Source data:
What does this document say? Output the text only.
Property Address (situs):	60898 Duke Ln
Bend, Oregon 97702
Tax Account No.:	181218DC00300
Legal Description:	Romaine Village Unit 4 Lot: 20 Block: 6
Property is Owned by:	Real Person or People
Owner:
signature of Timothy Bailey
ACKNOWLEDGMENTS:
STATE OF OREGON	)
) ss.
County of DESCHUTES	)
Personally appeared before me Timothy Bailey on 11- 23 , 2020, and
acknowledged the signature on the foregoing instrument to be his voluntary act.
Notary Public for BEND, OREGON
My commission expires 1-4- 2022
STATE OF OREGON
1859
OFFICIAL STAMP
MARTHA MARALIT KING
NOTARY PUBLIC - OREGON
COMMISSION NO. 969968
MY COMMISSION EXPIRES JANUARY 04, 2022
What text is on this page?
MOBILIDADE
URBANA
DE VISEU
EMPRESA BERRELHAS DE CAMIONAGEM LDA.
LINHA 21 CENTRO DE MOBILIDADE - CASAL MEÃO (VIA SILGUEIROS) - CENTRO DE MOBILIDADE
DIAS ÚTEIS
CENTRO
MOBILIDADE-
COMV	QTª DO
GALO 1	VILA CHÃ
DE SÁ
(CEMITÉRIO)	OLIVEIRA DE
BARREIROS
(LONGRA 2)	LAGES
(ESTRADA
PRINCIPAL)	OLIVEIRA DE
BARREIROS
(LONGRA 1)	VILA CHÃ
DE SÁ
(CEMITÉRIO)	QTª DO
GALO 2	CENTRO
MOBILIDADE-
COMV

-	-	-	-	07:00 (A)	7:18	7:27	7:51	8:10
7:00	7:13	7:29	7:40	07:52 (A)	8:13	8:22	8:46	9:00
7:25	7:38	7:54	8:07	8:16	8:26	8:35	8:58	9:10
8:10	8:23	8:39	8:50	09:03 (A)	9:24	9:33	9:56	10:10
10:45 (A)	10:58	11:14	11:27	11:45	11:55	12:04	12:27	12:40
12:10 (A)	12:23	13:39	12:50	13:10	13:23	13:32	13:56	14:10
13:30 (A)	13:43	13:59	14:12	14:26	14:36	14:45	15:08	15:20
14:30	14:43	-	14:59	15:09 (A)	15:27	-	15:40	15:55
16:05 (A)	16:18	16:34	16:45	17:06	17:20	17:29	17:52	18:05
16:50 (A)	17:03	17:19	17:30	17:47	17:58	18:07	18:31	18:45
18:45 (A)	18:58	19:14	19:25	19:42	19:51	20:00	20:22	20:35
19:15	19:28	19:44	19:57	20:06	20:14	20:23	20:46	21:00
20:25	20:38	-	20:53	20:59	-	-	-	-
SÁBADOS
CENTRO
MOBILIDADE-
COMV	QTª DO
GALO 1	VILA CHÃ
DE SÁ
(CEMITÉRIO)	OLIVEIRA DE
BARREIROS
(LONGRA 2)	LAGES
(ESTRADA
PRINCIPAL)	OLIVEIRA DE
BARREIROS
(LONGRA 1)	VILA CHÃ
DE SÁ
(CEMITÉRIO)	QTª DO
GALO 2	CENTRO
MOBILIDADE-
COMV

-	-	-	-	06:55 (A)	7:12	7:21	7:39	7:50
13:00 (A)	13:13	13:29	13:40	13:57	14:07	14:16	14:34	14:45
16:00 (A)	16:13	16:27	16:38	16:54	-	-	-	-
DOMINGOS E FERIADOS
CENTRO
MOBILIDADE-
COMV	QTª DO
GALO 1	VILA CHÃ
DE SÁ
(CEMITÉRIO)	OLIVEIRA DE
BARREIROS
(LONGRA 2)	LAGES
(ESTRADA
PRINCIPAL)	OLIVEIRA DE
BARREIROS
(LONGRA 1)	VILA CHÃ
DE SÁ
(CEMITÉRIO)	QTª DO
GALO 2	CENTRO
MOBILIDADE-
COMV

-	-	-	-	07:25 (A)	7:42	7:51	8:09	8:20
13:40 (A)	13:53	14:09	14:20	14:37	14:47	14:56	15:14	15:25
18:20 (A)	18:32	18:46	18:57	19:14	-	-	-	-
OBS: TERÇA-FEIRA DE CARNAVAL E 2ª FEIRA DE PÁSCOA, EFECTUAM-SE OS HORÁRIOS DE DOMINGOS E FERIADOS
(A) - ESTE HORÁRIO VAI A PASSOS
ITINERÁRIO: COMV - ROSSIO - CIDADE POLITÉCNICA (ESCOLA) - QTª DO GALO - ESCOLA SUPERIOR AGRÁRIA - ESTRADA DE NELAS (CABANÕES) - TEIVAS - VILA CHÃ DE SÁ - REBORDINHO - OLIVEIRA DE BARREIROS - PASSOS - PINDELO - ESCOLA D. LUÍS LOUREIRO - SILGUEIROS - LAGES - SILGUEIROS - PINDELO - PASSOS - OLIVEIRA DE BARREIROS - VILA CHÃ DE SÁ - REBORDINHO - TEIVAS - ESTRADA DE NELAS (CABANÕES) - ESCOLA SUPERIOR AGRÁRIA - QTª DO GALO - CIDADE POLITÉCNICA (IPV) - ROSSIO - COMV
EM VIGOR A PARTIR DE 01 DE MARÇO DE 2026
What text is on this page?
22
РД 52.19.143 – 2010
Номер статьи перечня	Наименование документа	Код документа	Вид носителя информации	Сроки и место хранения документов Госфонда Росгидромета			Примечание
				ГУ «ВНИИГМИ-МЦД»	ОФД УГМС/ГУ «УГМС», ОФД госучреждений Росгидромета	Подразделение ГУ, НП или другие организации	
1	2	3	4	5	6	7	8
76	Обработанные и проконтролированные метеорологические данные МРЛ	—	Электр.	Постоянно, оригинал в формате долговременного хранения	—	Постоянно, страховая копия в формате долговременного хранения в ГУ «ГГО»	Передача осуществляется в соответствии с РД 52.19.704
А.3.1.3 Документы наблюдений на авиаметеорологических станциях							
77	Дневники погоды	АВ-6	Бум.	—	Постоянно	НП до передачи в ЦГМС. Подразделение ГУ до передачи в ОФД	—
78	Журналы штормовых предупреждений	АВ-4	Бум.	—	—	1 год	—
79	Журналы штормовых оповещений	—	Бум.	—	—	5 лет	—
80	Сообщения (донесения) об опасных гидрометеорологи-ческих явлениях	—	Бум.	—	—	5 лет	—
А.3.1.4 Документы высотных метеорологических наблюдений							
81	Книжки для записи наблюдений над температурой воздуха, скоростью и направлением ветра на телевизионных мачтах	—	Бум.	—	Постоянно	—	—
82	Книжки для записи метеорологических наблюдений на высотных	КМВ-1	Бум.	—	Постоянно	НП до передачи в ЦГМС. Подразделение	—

STATED GOAL:
Go through the records above and retype each one exactly.

EXERCISE SOLUTION:
What does this document say? Output the text only.
Property Address (situs):	60898 Duke Ln
Bend, Oregon 97702
Tax Account No.:	181218DC00300
Legal Description:	Romaine Village Unit 4 Lot: 20 Block: 6
Property is Owned by:	Real Person or People
Owner:
signature of Timothy Bailey
ACKNOWLEDGMENTS:
STATE OF OREGON	)
) ss.
County of DESCHUTES	)
Personally appeared before me Timothy Bailey on 11- 23 , 2020, and
acknowledged the signature on the foregoing instrument to be his voluntary act.
Notary Public for BEND, OREGON
My commission expires 1-4- 2022
STATE OF OREGON
1859
OFFICIAL STAMP
MARTHA MARALIT KING
NOTARY PUBLIC - OREGON
COMMISSION NO. 969968
MY COMMISSION EXPIRES JANUARY 04, 2022
What text is on this page?
MOBILIDADE
URBANA
DE VISEU
EMPRESA BERRELHAS DE CAMIONAGEM LDA.
LINHA 21 CENTRO DE MOBILIDADE - CASAL MEÃO (VIA SILGUEIROS) - CENTRO DE MOBILIDADE
DIAS ÚTEIS
CENTRO
MOBILIDADE-
COMV	QTª DO
GALO 1	VILA CHÃ
DE SÁ
(CEMITÉRIO)	OLIVEIRA DE
BARREIROS
(LONGRA 2)	LAGES
(ESTRADA
PRINCIPAL)	OLIVEIRA DE
BARREIROS
(LONGRA 1)	VILA CHÃ
DE SÁ
(CEMITÉRIO)	QTª DO
GALO 2	CENTRO
MOBILIDADE-
COMV

-	-	-	-	07:00 (A)	7:18	7:27	7:51	8:10
7:00	7:13	7:29	7:40	07:52 (A)	8:13	8:22	8:46	9:00
7:25	7:38	7:54	8:07	8:16	8:26	8:35	8:58	9:10
8:10	8:23	8:39	8:50	09:03 (A)	9:24	9:33	9:56	10:10
10:45 (A)	10:58	11:14	11:27	11:45	11:55	12:04	12:27	12:40
12:10 (A)	12:23	13:39	12:50	13:10	13:23	13:32	13:56	14:10
13:30 (A)	13:43	13:59	14:12	14:26	14:36	14:45	15:08	15:20
14:30	14:43	-	14:59	15:09 (A)	15:27	-	15:40	15:55
16:05 (A)	16:18	16:34	16:45	17:06	17:20	17:29	17:52	18:05
16:50 (A)	17:03	17:19	17:30	17:47	17:58	18:07	18:31	18:45
18:45 (A)	18:58	19:14	19:25	19:42	19:51	20:00	20:22	20:35
19:15	19:28	19:44	19:57	20:06	20:14	20:23	20:46	21:00
20:25	20:38	-	20:53	20:59	-	-	-	-
SÁBADOS
CENTRO
MOBILIDADE-
COMV	QTª DO
GALO 1	VILA CHÃ
DE SÁ
(CEMITÉRIO)	OLIVEIRA DE
BARREIROS
(LONGRA 2)	LAGES
(ESTRADA
PRINCIPAL)	OLIVEIRA DE
BARREIROS
(LONGRA 1)	VILA CHÃ
DE SÁ
(CEMITÉRIO)	QTª DO
GALO 2	CENTRO
MOBILIDADE-
COMV

-	-	-	-	06:55 (A)	7:12	7:21	7:39	7:50
13:00 (A)	13:13	13:29	13:40	13:57	14:07	14:16	14:34	14:45
16:00 (A)	16:13	16:27	16:38	16:54	-	-	-	-
DOMINGOS E FERIADOS
CENTRO
MOBILIDADE-
COMV	QTª DO
GALO 1	VILA CHÃ
DE SÁ
(CEMITÉRIO)	OLIVEIRA DE
BARREIROS
(LONGRA 2)	LAGES
(ESTRADA
PRINCIPAL)	OLIVEIRA DE
BARREIROS
(LONGRA 1)	VILA CHÃ
DE SÁ
(CEMITÉRIO)	QTª DO
GALO 2	CENTRO
MOBILIDADE-
COMV

-	-	-	-	07:25 (A)	7:42	7:51	8:09	8:20
13:40 (A)	13:53	14:09	14:20	14:37	14:47	14:56	15:14	15:25
18:20 (A)	18:32	18:46	18:57	19:14	-	-	-	-
OBS: TERÇA-FEIRA DE CARNAVAL E 2ª FEIRA DE PÁSCOA, EFECTUAM-SE OS HORÁRIOS DE DOMINGOS E FERIADOS
(A) - ESTE HORÁRIO VAI A PASSOS
ITINERÁRIO: COMV - ROSSIO - CIDADE POLITÉCNICA (ESCOLA) - QTª DO GALO - ESCOLA SUPERIOR AGRÁRIA - ESTRADA DE NELAS (CABANÕES) - TEIVAS - VILA CHÃ DE SÁ - REBORDINHO - OLIVEIRA DE BARREIROS - PASSOS - PINDELO - ESCOLA D. LUÍS LOUREIRO - SILGUEIROS - LAGES - SILGUEIROS - PINDELO - PASSOS - OLIVEIRA DE BARREIROS - VILA CHÃ DE SÁ - REBORDINHO - TEIVAS - ESTRADA DE NELAS (CABANÕES) - ESCOLA SUPERIOR AGRÁRIA - QTª DO GALO - CIDADE POLITÉCNICA (IPV) - ROSSIO - COMV
EM VIGOR A PARTIR DE 01 DE MARÇO DE 2026
What text is on this page?
22
РД 52.19.143 – 2010
Номер статьи перечня	Наименование документа	Код документа	Вид носителя информации	Сроки и место хранения документов Госфонда Росгидромета			Примечание
				ГУ «ВНИИГМИ-МЦД»	ОФД УГМС/ГУ «УГМС», ОФД госучреждений Росгидромета	Подразделение ГУ, НП или другие организации	
1	2	3	4	5	6	7	8
76	Обработанные и проконтролированные метеорологические данные МРЛ	—	Электр.	Постоянно, оригинал в формате долговременного хранения	—	Постоянно, страховая копия в формате долговременного хранения в ГУ «ГГО»	Передача осуществляется в соответствии с РД 52.19.704
А.3.1.3 Документы наблюдений на авиаметеорологических станциях							
77	Дневники погоды	АВ-6	Бум.	—	Постоянно	НП до передачи в ЦГМС. Подразделение ГУ до передачи в ОФД	—
78	Журналы штормовых предупреждений	АВ-4	Бум.	—	—	1 год	—
79	Журналы штормовых оповещений	—	Бум.	—	—	5 лет	—
80	Сообщения (донесения) об опасных гидрометеорологи-ческих явлениях	—	Бум.	—	—	5 лет	—
А.3.1.4 Документы высотных метеорологических наблюдений							
81	Книжки для записи наблюдений над температурой воздуха, скоростью и направлением ветра на телевизионных мачтах	—	Бум.	—	Постоянно	—	—
82	Книжки для записи метеорологических наблюдений на высотных	КМВ-1	Бум.	—	Постоянно	НП до передачи в ЦГМС. Подразделение	—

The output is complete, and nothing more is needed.